- Written instruction -
Can you find the lines of the listing that include "Slope" and copy every one?

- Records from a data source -
— begin —

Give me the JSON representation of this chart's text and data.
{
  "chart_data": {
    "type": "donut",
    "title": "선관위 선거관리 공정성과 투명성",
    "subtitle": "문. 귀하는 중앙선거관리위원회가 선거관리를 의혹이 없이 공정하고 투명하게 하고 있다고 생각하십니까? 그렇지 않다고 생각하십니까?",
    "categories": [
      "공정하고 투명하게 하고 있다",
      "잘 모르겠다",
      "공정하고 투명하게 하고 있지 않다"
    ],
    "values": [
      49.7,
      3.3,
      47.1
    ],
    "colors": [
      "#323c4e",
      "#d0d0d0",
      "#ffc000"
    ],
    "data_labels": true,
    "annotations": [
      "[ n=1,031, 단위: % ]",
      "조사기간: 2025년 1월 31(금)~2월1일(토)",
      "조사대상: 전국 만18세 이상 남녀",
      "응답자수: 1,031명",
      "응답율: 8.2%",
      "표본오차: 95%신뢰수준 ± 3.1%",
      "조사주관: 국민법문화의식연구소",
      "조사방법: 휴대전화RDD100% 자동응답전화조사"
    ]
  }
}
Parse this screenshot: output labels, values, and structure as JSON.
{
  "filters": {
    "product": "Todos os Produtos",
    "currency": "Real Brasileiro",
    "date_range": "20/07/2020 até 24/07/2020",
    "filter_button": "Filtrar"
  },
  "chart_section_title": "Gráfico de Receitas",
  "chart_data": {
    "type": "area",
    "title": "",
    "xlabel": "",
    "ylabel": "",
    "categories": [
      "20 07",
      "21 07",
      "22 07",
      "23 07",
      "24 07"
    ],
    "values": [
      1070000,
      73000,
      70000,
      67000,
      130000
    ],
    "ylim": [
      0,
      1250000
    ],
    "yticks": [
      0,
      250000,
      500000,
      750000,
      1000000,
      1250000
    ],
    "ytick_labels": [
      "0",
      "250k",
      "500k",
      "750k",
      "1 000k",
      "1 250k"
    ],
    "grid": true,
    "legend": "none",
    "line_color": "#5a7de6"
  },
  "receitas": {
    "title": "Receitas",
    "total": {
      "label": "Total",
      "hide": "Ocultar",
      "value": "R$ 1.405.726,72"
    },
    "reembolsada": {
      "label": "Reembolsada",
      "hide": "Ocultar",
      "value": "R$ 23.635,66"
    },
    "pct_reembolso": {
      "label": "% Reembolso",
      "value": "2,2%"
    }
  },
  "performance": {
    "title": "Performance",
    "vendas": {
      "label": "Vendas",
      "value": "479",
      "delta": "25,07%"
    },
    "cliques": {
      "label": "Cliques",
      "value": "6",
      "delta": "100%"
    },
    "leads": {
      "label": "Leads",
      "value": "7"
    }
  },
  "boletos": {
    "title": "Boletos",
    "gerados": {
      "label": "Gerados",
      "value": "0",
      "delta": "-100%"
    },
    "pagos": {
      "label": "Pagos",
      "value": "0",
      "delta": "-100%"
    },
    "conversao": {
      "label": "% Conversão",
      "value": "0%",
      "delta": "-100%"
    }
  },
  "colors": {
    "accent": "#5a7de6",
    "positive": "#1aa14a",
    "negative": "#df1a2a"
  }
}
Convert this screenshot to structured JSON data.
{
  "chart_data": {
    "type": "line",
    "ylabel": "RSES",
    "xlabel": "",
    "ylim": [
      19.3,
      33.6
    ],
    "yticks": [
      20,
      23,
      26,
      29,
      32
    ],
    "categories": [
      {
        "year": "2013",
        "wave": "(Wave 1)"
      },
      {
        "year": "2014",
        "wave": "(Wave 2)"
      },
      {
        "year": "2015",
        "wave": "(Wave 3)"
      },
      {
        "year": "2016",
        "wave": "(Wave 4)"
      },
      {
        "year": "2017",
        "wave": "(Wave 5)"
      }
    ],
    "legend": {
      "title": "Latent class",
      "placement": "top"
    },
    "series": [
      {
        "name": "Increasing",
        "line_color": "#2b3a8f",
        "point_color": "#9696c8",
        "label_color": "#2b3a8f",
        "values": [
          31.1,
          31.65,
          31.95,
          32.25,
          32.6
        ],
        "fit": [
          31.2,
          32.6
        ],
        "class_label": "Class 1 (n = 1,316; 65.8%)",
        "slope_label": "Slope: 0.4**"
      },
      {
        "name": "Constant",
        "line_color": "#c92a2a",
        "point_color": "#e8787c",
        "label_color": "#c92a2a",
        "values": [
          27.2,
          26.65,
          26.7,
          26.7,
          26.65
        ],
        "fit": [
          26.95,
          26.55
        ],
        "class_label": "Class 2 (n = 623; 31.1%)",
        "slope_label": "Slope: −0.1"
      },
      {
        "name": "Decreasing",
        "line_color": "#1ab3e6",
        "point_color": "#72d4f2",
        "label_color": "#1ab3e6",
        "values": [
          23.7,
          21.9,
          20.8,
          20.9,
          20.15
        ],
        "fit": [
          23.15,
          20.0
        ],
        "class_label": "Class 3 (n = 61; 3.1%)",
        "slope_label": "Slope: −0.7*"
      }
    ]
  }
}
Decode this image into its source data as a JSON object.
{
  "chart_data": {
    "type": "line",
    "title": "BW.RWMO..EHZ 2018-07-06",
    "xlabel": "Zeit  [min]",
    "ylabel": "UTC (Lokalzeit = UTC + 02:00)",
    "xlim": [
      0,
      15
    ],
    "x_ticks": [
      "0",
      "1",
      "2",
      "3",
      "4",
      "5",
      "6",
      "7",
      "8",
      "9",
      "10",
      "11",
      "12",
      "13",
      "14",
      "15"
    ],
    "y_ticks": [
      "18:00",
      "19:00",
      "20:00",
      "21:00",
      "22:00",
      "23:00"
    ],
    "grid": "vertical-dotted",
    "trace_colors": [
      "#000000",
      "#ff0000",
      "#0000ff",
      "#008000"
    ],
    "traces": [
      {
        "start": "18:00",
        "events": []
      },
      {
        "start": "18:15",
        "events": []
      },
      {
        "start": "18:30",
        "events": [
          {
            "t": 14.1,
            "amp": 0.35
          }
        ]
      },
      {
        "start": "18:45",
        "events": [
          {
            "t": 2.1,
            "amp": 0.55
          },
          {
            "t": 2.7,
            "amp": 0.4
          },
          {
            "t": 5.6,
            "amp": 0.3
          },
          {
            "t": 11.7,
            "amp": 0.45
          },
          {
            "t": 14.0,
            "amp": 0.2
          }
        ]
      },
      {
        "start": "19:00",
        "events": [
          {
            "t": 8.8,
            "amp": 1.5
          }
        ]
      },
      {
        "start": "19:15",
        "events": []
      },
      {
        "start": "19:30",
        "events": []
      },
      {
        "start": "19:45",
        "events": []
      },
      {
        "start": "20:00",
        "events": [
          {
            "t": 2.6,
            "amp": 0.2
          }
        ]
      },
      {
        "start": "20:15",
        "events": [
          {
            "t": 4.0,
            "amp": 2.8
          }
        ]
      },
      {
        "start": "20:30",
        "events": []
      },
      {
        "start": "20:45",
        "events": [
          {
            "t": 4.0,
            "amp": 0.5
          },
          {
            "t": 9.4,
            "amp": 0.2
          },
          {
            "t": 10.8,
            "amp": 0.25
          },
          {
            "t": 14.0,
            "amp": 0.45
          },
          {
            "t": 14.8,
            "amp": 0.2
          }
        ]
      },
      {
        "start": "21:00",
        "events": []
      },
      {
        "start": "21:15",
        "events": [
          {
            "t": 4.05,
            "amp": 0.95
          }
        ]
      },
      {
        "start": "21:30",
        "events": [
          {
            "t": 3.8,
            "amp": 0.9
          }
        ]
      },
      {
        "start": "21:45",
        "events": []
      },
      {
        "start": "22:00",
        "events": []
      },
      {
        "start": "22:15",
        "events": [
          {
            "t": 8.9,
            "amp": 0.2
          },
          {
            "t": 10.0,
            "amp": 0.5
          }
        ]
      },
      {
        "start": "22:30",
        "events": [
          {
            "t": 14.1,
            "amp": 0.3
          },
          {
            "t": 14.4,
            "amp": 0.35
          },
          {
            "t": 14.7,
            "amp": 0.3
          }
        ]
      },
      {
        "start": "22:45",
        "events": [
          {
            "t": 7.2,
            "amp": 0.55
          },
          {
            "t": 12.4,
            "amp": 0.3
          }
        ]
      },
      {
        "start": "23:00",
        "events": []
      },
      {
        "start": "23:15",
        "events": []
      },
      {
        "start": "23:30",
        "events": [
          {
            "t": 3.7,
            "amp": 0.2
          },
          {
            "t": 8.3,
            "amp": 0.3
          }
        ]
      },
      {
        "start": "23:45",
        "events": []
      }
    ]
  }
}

— end —

- Exercise result -
        "slope_label": "Slope: 0.4**"
        "slope_label": "Slope: −0.1"
        "slope_label": "Slope: −0.7*"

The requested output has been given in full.